(Dataset entries on figures)
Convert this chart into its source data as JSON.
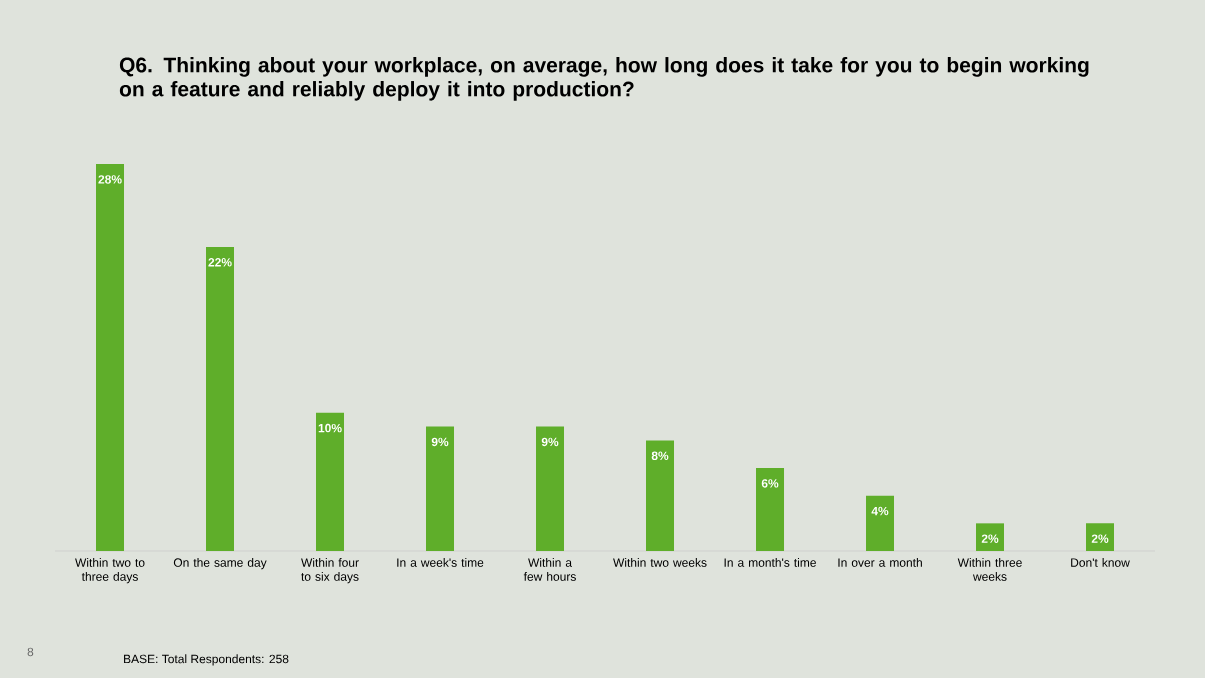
{
  "chart_data": {
    "type": "bar",
    "title": "Q6. Thinking about your workplace, on average, how long does it take for you to begin working on a feature and reliably deploy it into production?",
    "categories": [
      "Within two to three days",
      "On the same day",
      "Within four to six days",
      "In a week's time",
      "Within a few hours",
      "Within two weeks",
      "In a month's time",
      "In over a month",
      "Within three weeks",
      "Don't know"
    ],
    "values": [
      28,
      22,
      10,
      9,
      9,
      8,
      6,
      4,
      2,
      2
    ],
    "value_labels": [
      "28%",
      "22%",
      "10%",
      "9%",
      "9%",
      "8%",
      "6%",
      "4%",
      "2%",
      "2%"
    ],
    "color": "#5fae2a",
    "tick_labels": "x",
    "annotations": [
      "8",
      "BASE: Total Respondents: 258"
    ]
  }
}
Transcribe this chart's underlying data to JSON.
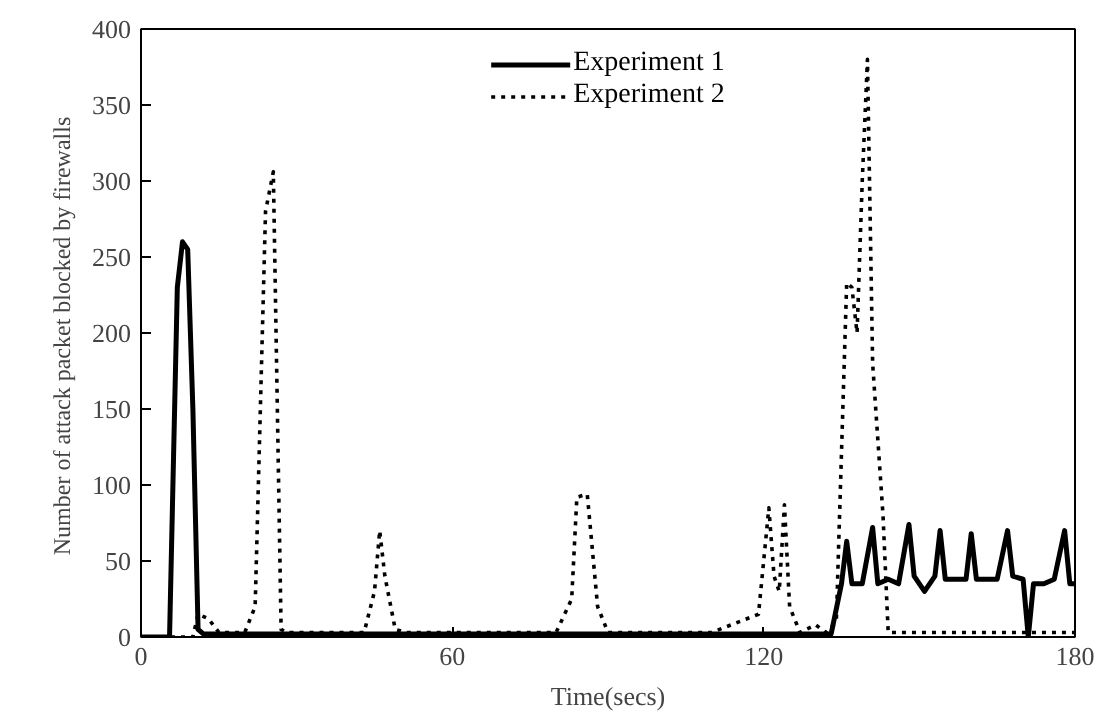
{
  "chart_data": {
    "type": "line",
    "xlabel": "Time(secs)",
    "ylabel": "Number of attack packet blocked  by firewalls",
    "xlim": [
      0,
      180
    ],
    "xticks": [
      0,
      60,
      120,
      180
    ],
    "ylim": [
      0,
      400
    ],
    "yticks": [
      0,
      50,
      100,
      150,
      200,
      250,
      300,
      350,
      400
    ],
    "grid": false,
    "legend": "top",
    "marker": "none",
    "series": [
      {
        "name": "Experiment 1",
        "color": "#000000",
        "line_style": "solid",
        "x": [
          0,
          5.5,
          7,
          8,
          9,
          10,
          11,
          12,
          20,
          40,
          60,
          80,
          100,
          120,
          133,
          135,
          136,
          137,
          139,
          141,
          142,
          144,
          146,
          148,
          149,
          151,
          153,
          154,
          155,
          157,
          159,
          160,
          161,
          163,
          165,
          167,
          168,
          170,
          171,
          172,
          174,
          176,
          178,
          179,
          180
        ],
        "values": [
          0,
          0,
          230,
          260,
          255,
          150,
          5,
          2,
          2,
          2,
          2,
          2,
          2,
          2,
          2,
          35,
          63,
          35,
          35,
          72,
          35,
          38,
          35,
          74,
          40,
          30,
          40,
          70,
          38,
          38,
          38,
          68,
          38,
          38,
          38,
          70,
          40,
          38,
          0,
          35,
          35,
          38,
          70,
          35,
          35
        ]
      },
      {
        "name": "Experiment 2",
        "color": "#000000",
        "line_style": "dotted",
        "x": [
          0,
          10,
          11,
          13,
          15,
          20,
          22,
          24,
          25.5,
          27,
          28,
          35,
          43,
          45,
          46,
          47,
          49,
          51,
          60,
          80,
          83,
          84,
          86,
          88,
          90,
          110,
          119,
          121,
          122,
          123,
          124,
          125,
          127,
          130,
          132,
          134,
          136,
          137,
          138,
          139,
          140,
          141,
          143,
          144,
          150,
          160,
          170,
          180
        ],
        "values": [
          0,
          0,
          15,
          12,
          3,
          3,
          20,
          280,
          306,
          5,
          3,
          3,
          3,
          30,
          70,
          40,
          5,
          3,
          3,
          3,
          25,
          92,
          94,
          20,
          3,
          3,
          15,
          85,
          40,
          30,
          87,
          20,
          3,
          8,
          3,
          10,
          233,
          230,
          200,
          300,
          380,
          180,
          80,
          3,
          3,
          3,
          3,
          3
        ]
      }
    ]
  }
}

REQUIREMENT: Copy out every line of the material above that mentions the word "JSON".

WRITTEN ANSWER:
Convert this chart into its source data as JSON.
Transcribe this chart's underlying data to JSON.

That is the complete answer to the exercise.